[WHAT YOU HAVE TO DO] Return the material exactly as supplied, apart from the pictures, which are omitted.

[LISTING]
"""

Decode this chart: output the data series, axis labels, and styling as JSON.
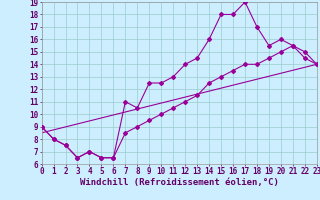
{
  "xlabel": "Windchill (Refroidissement éolien,°C)",
  "bg_color": "#cceeff",
  "grid_color": "#99cccc",
  "line_color": "#990099",
  "xmin": 0,
  "xmax": 23,
  "ymin": 6,
  "ymax": 19,
  "line1_x": [
    0,
    1,
    2,
    3,
    4,
    5,
    6,
    7,
    8,
    9,
    10,
    11,
    12,
    13,
    14,
    15,
    16,
    17,
    18,
    19,
    20,
    21,
    22,
    23
  ],
  "line1_y": [
    9,
    8,
    7.5,
    6.5,
    7,
    6.5,
    6.5,
    11,
    10.5,
    12.5,
    12.5,
    13,
    14,
    14.5,
    16,
    18,
    18,
    19,
    17,
    15.5,
    16,
    15.5,
    15,
    14
  ],
  "line2_x": [
    0,
    1,
    2,
    3,
    4,
    5,
    6,
    7,
    8,
    9,
    10,
    11,
    12,
    13,
    14,
    15,
    16,
    17,
    18,
    19,
    20,
    21,
    22,
    23
  ],
  "line2_y": [
    9,
    8,
    7.5,
    6.5,
    7,
    6.5,
    6.5,
    8.5,
    9.0,
    9.5,
    10,
    10.5,
    11,
    11.5,
    12.5,
    13,
    13.5,
    14,
    14,
    14.5,
    15,
    15.5,
    14.5,
    14
  ],
  "line3_x": [
    0,
    23
  ],
  "line3_y": [
    8.5,
    14
  ],
  "xticks": [
    0,
    1,
    2,
    3,
    4,
    5,
    6,
    7,
    8,
    9,
    10,
    11,
    12,
    13,
    14,
    15,
    16,
    17,
    18,
    19,
    20,
    21,
    22,
    23
  ],
  "yticks": [
    6,
    7,
    8,
    9,
    10,
    11,
    12,
    13,
    14,
    15,
    16,
    17,
    18,
    19
  ],
  "fontsize_label": 6.5,
  "fontsize_tick": 5.5
}
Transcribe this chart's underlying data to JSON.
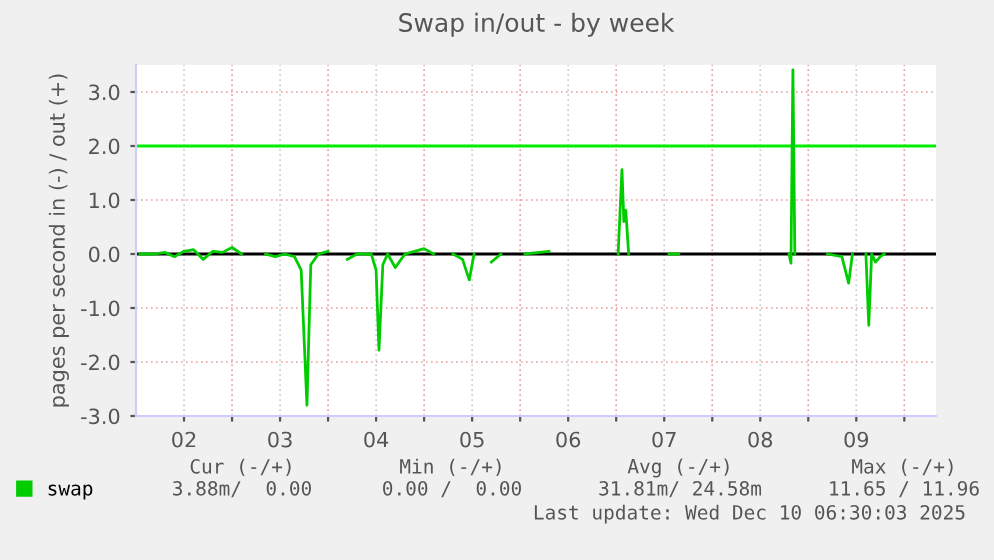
{
  "chart_data": {
    "type": "line",
    "title": "Swap in/out - by week",
    "ylabel": "pages per second in (-) / out (+)",
    "x": [
      2.04,
      2.2,
      2.3,
      2.4,
      2.5,
      2.6,
      2.7,
      2.8,
      2.9,
      3.0,
      3.1,
      3.2,
      3.35,
      3.45,
      3.55,
      3.65,
      3.72,
      3.78,
      3.82,
      3.9,
      4.0,
      4.1,
      4.2,
      4.3,
      4.45,
      4.5,
      4.53,
      4.57,
      4.62,
      4.7,
      4.8,
      4.9,
      5.0,
      5.1,
      5.2,
      5.3,
      5.4,
      5.47,
      5.52,
      5.6,
      5.7,
      5.8,
      5.9,
      6.05,
      6.3,
      6.5,
      7.02,
      7.06,
      7.08,
      7.1,
      7.13,
      7.2,
      7.55,
      7.65,
      8.3,
      8.8,
      8.82,
      8.84,
      8.86,
      8.95,
      9.2,
      9.35,
      9.42,
      9.46,
      9.55,
      9.6,
      9.63,
      9.66,
      9.7,
      9.75,
      9.79
    ],
    "series": [
      {
        "name": "swap",
        "color": "#00cc00",
        "values": [
          0,
          0.0,
          0.03,
          -0.05,
          0.05,
          0.08,
          -0.1,
          0.05,
          0.03,
          0.12,
          0.0,
          null,
          0,
          -0.05,
          0.0,
          -0.05,
          -0.3,
          -2.8,
          -0.2,
          0.0,
          0.05,
          null,
          -0.1,
          0.0,
          0.0,
          -0.3,
          -1.78,
          -0.2,
          0.0,
          -0.25,
          0.0,
          0.05,
          0.1,
          0.0,
          null,
          0.0,
          -0.1,
          -0.48,
          0.0,
          null,
          -0.15,
          0.0,
          null,
          0.0,
          0.05,
          null,
          0,
          1.56,
          0.6,
          0.81,
          0.0,
          null,
          0.0,
          0.0,
          null,
          0.0,
          -0.17,
          3.41,
          0.0,
          null,
          0.0,
          -0.05,
          -0.54,
          0.0,
          null,
          0.0,
          -1.32,
          0.0,
          -0.15,
          -0.05,
          0.0
        ]
      }
    ],
    "xlim": [
      2.0,
      10.33
    ],
    "xticks": [
      {
        "value": 2.5,
        "label": "02"
      },
      {
        "value": 3.5,
        "label": "03"
      },
      {
        "value": 4.5,
        "label": "04"
      },
      {
        "value": 5.5,
        "label": "05"
      },
      {
        "value": 6.5,
        "label": "06"
      },
      {
        "value": 7.5,
        "label": "07"
      },
      {
        "value": 8.5,
        "label": "08"
      },
      {
        "value": 9.5,
        "label": "09"
      },
      {
        "value": 3,
        "label": null
      },
      {
        "value": 4,
        "label": null
      },
      {
        "value": 5,
        "label": null
      },
      {
        "value": 6,
        "label": null
      },
      {
        "value": 7,
        "label": null
      },
      {
        "value": 8,
        "label": null
      },
      {
        "value": 9,
        "label": null
      },
      {
        "value": 10,
        "label": null
      }
    ],
    "ylim": [
      -3.0,
      3.5
    ],
    "yticks": [
      {
        "value": -3,
        "label": "-3.0"
      },
      {
        "value": -2,
        "label": "-2.0"
      },
      {
        "value": -1,
        "label": "-1.0"
      },
      {
        "value": 0,
        "label": "0.0"
      },
      {
        "value": 1,
        "label": "1.0"
      },
      {
        "value": 2,
        "label": "2.0"
      },
      {
        "value": 3,
        "label": "3.0"
      }
    ],
    "ref_lines": [
      {
        "axis": "y",
        "value": 2,
        "color": "#00ee00"
      },
      {
        "axis": "y",
        "value": 0,
        "color": "#000000"
      }
    ],
    "grid": true,
    "legend": "bottom left",
    "marker": "none",
    "line_style": "solid",
    "annotations": [
      "Cur (-/+)",
      "Min (-/+)",
      "Avg (-/+)",
      "Max (-/+)",
      "3.88m/  0.00",
      "0.00 /  0.00",
      "31.81m/ 24.58m",
      "11.65 / 11.96",
      "Last update: Wed Dec 10 06:30:03 2025"
    ]
  }
}
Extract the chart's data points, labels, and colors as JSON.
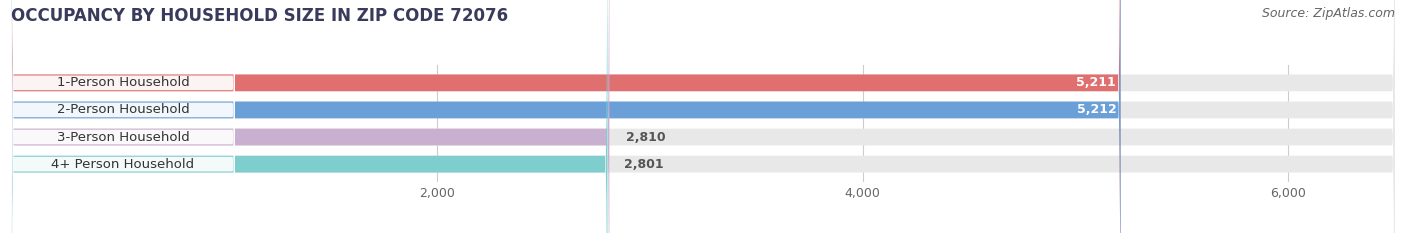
{
  "title": "OCCUPANCY BY HOUSEHOLD SIZE IN ZIP CODE 72076",
  "source": "Source: ZipAtlas.com",
  "categories": [
    "1-Person Household",
    "2-Person Household",
    "3-Person Household",
    "4+ Person Household"
  ],
  "values": [
    5211,
    5212,
    2810,
    2801
  ],
  "bar_colors": [
    "#E07070",
    "#6A9FD8",
    "#C9B0D0",
    "#7ECECE"
  ],
  "label_colors": [
    "white",
    "white",
    "#666666",
    "#666666"
  ],
  "xlim": [
    0,
    6500
  ],
  "xticks": [
    2000,
    4000,
    6000
  ],
  "xtick_labels": [
    "2,000",
    "4,000",
    "6,000"
  ],
  "background_color": "#ffffff",
  "bar_background_color": "#e8e8e8",
  "title_fontsize": 12,
  "source_fontsize": 9,
  "bar_height": 0.62,
  "bar_label_fontsize": 9,
  "category_label_fontsize": 9.5
}
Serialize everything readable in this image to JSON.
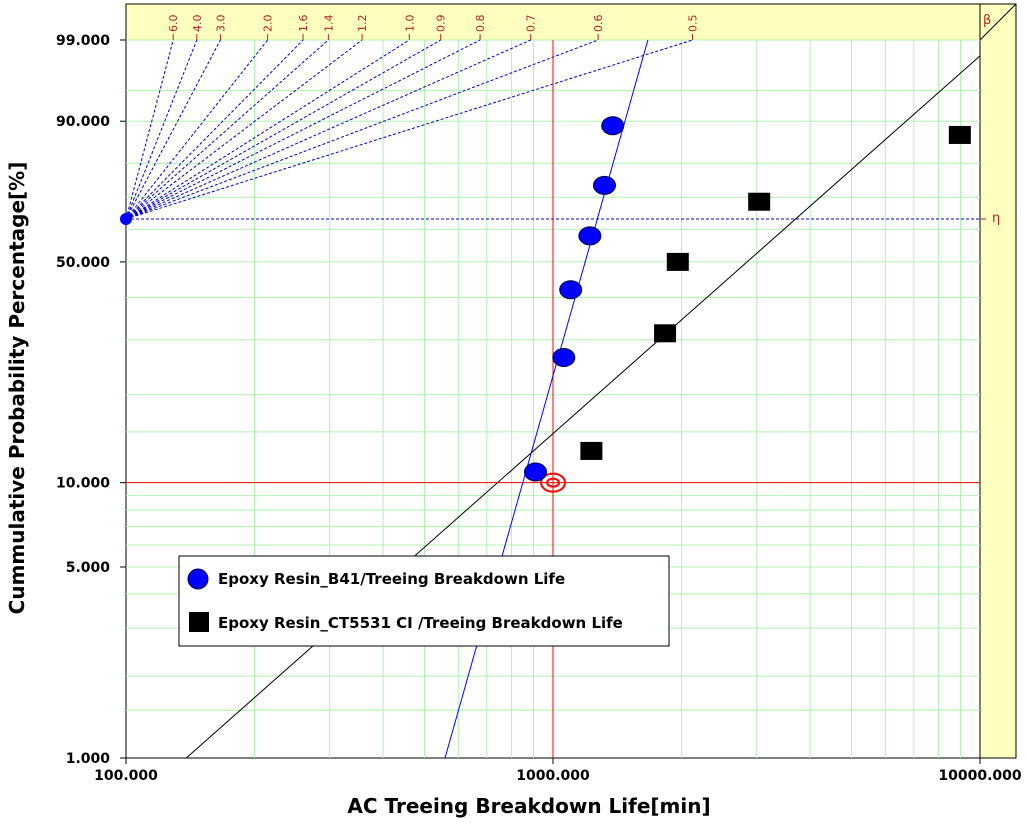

"""

[SOLUTION TO THIS TASK]
Decode this chart: output the data series, axis labels, and styling as JSON.
{
  "xlabel": "Windchill (Refroidissement éolien,°C)",
  "bg_color": "#cceeff",
  "grid_color": "#99cccc",
  "line_color": "#990099",
  "xmin": 0,
  "xmax": 23,
  "ymin": 6,
  "ymax": 19,
  "line1_x": [
    0,
    1,
    2,
    3,
    4,
    5,
    6,
    7,
    8,
    9,
    10,
    11,
    12,
    13,
    14,
    15,
    16,
    17,
    18,
    19,
    20,
    21,
    22,
    23
  ],
  "line1_y": [
    9,
    8,
    7.5,
    6.5,
    7,
    6.5,
    6.5,
    11,
    10.5,
    12.5,
    12.5,
    13,
    14,
    14.5,
    16,
    18,
    18,
    19,
    17,
    15.5,
    16,
    15.5,
    15,
    14
  ],
  "line2_x": [
    0,
    1,
    2,
    3,
    4,
    5,
    6,
    7,
    8,
    9,
    10,
    11,
    12,
    13,
    14,
    15,
    16,
    17,
    18,
    19,
    20,
    21,
    22,
    23
  ],
  "line2_y": [
    9,
    8,
    7.5,
    6.5,
    7,
    6.5,
    6.5,
    8.5,
    9.0,
    9.5,
    10,
    10.5,
    11,
    11.5,
    12.5,
    13,
    13.5,
    14,
    14,
    14.5,
    15,
    15.5,
    14.5,
    14
  ],
  "line3_x": [
    0,
    23
  ],
  "line3_y": [
    8.5,
    14
  ],
  "xticks": [
    0,
    1,
    2,
    3,
    4,
    5,
    6,
    7,
    8,
    9,
    10,
    11,
    12,
    13,
    14,
    15,
    16,
    17,
    18,
    19,
    20,
    21,
    22,
    23
  ],
  "yticks": [
    6,
    7,
    8,
    9,
    10,
    11,
    12,
    13,
    14,
    15,
    16,
    17,
    18,
    19
  ],
  "fontsize_label": 6.5,
  "fontsize_tick": 5.5
}
Transcribe this chart's underlying data to JSON.
{
  "chart_data": {
    "type": "line",
    "title": "Swap in/out - by week",
    "ylabel": "pages per second in (-) / out (+)",
    "x": [
      2.04,
      2.2,
      2.3,
      2.4,
      2.5,
      2.6,
      2.7,
      2.8,
      2.9,
      3.0,
      3.1,
      3.2,
      3.35,
      3.45,
      3.55,
      3.65,
      3.72,
      3.78,
      3.82,
      3.9,
      4.0,
      4.1,
      4.2,
      4.3,
      4.45,
      4.5,
      4.53,
      4.57,
      4.62,
      4.7,
      4.8,
      4.9,
      5.0,
      5.1,
      5.2,
      5.3,
      5.4,
      5.47,
      5.52,
      5.6,
      5.7,
      5.8,
      5.9,
      6.05,
      6.3,
      6.5,
      7.02,
      7.06,
      7.08,
      7.1,
      7.13,
      7.2,
      7.55,
      7.65,
      8.3,
      8.8,
      8.82,
      8.84,
      8.86,
      8.95,
      9.2,
      9.35,
      9.42,
      9.46,
      9.55,
      9.6,
      9.63,
      9.66,
      9.7,
      9.75,
      9.79
    ],
    "series": [
      {
        "name": "swap",
        "color": "#00cc00",
        "values": [
          0,
          0.0,
          0.03,
          -0.05,
          0.05,
          0.08,
          -0.1,
          0.05,
          0.03,
          0.12,
          0.0,
          null,
          0,
          -0.05,
          0.0,
          -0.05,
          -0.3,
          -2.8,
          -0.2,
          0.0,
          0.05,
          null,
          -0.1,
          0.0,
          0.0,
          -0.3,
          -1.78,
          -0.2,
          0.0,
          -0.25,
          0.0,
          0.05,
          0.1,
          0.0,
          null,
          0.0,
          -0.1,
          -0.48,
          0.0,
          null,
          -0.15,
          0.0,
          null,
          0.0,
          0.05,
          null,
          0,
          1.56,
          0.6,
          0.81,
          0.0,
          null,
          0.0,
          0.0,
          null,
          0.0,
          -0.17,
          3.41,
          0.0,
          null,
          0.0,
          -0.05,
          -0.54,
          0.0,
          null,
          0.0,
          -1.32,
          0.0,
          -0.15,
          -0.05,
          0.0
        ]
      }
    ],
    "xlim": [
      2.0,
      10.33
    ],
    "xticks": [
      {
        "value": 2.5,
        "label": "02"
      },
      {
        "value": 3.5,
        "label": "03"
      },
      {
        "value": 4.5,
        "label": "04"
      },
      {
        "value": 5.5,
        "label": "05"
      },
      {
        "value": 6.5,
        "label": "06"
      },
      {
        "value": 7.5,
        "label": "07"
      },
      {
        "value": 8.5,
        "label": "08"
      },
      {
        "value": 9.5,
        "label": "09"
      },
      {
        "value": 3,
        "label": null
      },
      {
        "value": 4,
        "label": null
      },
      {
        "value": 5,
        "label": null
      },
      {
        "value": 6,
        "label": null
      },
      {
        "value": 7,
        "label": null
      },
      {
        "value": 8,
        "label": null
      },
      {
        "value": 9,
        "label": null
      },
      {
        "value": 10,
        "label": null
      }
    ],
    "ylim": [
      -3.0,
      3.5
    ],
    "yticks": [
      {
        "value": -3,
        "label": "-3.0"
      },
      {
        "value": -2,
        "label": "-2.0"
      },
      {
        "value": -1,
        "label": "-1.0"
      },
      {
        "value": 0,
        "label": "0.0"
      },
      {
        "value": 1,
        "label": "1.0"
      },
      {
        "value": 2,
        "label": "2.0"
      },
      {
        "value": 3,
        "label": "3.0"
      }
    ],
    "ref_lines": [
      {
        "axis": "y",
        "value": 2,
        "color": "#00ee00"
      },
      {
        "axis": "y",
        "value": 0,
        "color": "#000000"
      }
    ],
    "grid": true,
    "legend": "bottom left",
    "marker": "none",
    "line_style": "solid",
    "annotations": [
      "Cur (-/+)",
      "Min (-/+)",
      "Avg (-/+)",
      "Max (-/+)",
      "3.88m/  0.00",
      "0.00 /  0.00",
      "31.81m/ 24.58m",
      "11.65 / 11.96",
      "Last update: Wed Dec 10 06:30:03 2025"
    ]
  }
}
Extract the chart's data points, labels, and colors as JSON.
{
  "title": "OCCUPANCY BY HOUSEHOLD SIZE IN ZIP CODE 72076",
  "source": "Source: ZipAtlas.com",
  "categories": [
    "1-Person Household",
    "2-Person Household",
    "3-Person Household",
    "4+ Person Household"
  ],
  "values": [
    5211,
    5212,
    2810,
    2801
  ],
  "bar_colors": [
    "#E07070",
    "#6A9FD8",
    "#C9B0D0",
    "#7ECECE"
  ],
  "label_colors": [
    "white",
    "white",
    "#666666",
    "#666666"
  ],
  "xlim": [
    0,
    6500
  ],
  "xticks": [
    2000,
    4000,
    6000
  ],
  "xtick_labels": [
    "2,000",
    "4,000",
    "6,000"
  ],
  "background_color": "#ffffff",
  "bar_background_color": "#e8e8e8",
  "title_fontsize": 12,
  "source_fontsize": 9,
  "bar_height": 0.62,
  "bar_label_fontsize": 9,
  "category_label_fontsize": 9.5
}
Serialize everything readable in this image to JSON.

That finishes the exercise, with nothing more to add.